(Entries with figure data)

================

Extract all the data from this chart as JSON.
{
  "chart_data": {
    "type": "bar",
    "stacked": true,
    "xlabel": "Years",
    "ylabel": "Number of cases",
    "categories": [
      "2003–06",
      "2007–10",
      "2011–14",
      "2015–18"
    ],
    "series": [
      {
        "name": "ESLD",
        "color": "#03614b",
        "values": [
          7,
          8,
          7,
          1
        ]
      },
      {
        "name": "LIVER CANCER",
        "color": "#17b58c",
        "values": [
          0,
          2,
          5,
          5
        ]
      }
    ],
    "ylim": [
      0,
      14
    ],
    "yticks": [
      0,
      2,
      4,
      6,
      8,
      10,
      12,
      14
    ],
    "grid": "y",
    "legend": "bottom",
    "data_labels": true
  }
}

================

Task to complete: Repeat the data precisely, line by line.

Correct result:
Extract all the data from this chart as JSON.
{
  "chart_data": {
    "type": "bar",
    "stacked": true,
    "xlabel": "Years",
    "ylabel": "Number of cases",
    "categories": [
      "2003–06",
      "2007–10",
      "2011–14",
      "2015–18"
    ],
    "series": [
      {
        "name": "ESLD",
        "color": "#03614b",
        "values": [
          7,
          8,
          7,
          1
        ]
      },
      {
        "name": "LIVER CANCER",
        "color": "#17b58c",
        "values": [
          0,
          2,
          5,
          5
        ]
      }
    ],
    "ylim": [
      0,
      14
    ],
    "yticks": [
      0,
      2,
      4,
      6,
      8,
      10,
      12,
      14
    ],
    "grid": "y",
    "legend": "bottom",
    "data_labels": true
  }
}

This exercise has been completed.